§ **Data records**
###
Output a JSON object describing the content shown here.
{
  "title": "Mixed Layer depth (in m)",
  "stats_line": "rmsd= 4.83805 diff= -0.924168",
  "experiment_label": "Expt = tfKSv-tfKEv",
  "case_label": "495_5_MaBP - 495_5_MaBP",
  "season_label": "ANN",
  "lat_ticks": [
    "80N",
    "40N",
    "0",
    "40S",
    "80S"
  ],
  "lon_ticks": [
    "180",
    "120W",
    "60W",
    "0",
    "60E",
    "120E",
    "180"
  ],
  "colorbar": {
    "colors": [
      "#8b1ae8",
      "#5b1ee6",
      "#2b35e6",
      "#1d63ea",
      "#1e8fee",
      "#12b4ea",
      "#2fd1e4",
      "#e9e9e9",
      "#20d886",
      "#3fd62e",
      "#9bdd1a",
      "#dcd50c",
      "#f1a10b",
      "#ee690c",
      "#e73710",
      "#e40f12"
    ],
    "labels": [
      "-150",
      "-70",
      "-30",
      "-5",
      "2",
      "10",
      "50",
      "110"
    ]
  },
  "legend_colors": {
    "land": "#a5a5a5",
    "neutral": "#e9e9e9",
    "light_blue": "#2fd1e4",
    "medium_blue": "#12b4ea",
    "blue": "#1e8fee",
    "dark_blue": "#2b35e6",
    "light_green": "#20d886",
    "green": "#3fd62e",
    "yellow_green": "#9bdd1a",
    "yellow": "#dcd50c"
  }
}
###
§ **Given exercise**
Print every record above exactly as written.

§ **The completed task**
Output a JSON object describing the content shown here.
{
  "title": "Mixed Layer depth (in m)",
  "stats_line": "rmsd= 4.83805 diff= -0.924168",
  "experiment_label": "Expt = tfKSv-tfKEv",
  "case_label": "495_5_MaBP - 495_5_MaBP",
  "season_label": "ANN",
  "lat_ticks": [
    "80N",
    "40N",
    "0",
    "40S",
    "80S"
  ],
  "lon_ticks": [
    "180",
    "120W",
    "60W",
    "0",
    "60E",
    "120E",
    "180"
  ],
  "colorbar": {
    "colors": [
      "#8b1ae8",
      "#5b1ee6",
      "#2b35e6",
      "#1d63ea",
      "#1e8fee",
      "#12b4ea",
      "#2fd1e4",
      "#e9e9e9",
      "#20d886",
      "#3fd62e",
      "#9bdd1a",
      "#dcd50c",
      "#f1a10b",
      "#ee690c",
      "#e73710",
      "#e40f12"
    ],
    "labels": [
      "-150",
      "-70",
      "-30",
      "-5",
      "2",
      "10",
      "50",
      "110"
    ]
  },
  "legend_colors": {
    "land": "#a5a5a5",
    "neutral": "#e9e9e9",
    "light_blue": "#2fd1e4",
    "medium_blue": "#12b4ea",
    "blue": "#1e8fee",
    "dark_blue": "#2b35e6",
    "light_green": "#20d886",
    "green": "#3fd62e",
    "yellow_green": "#9bdd1a",
    "yellow": "#dcd50c"
  }
}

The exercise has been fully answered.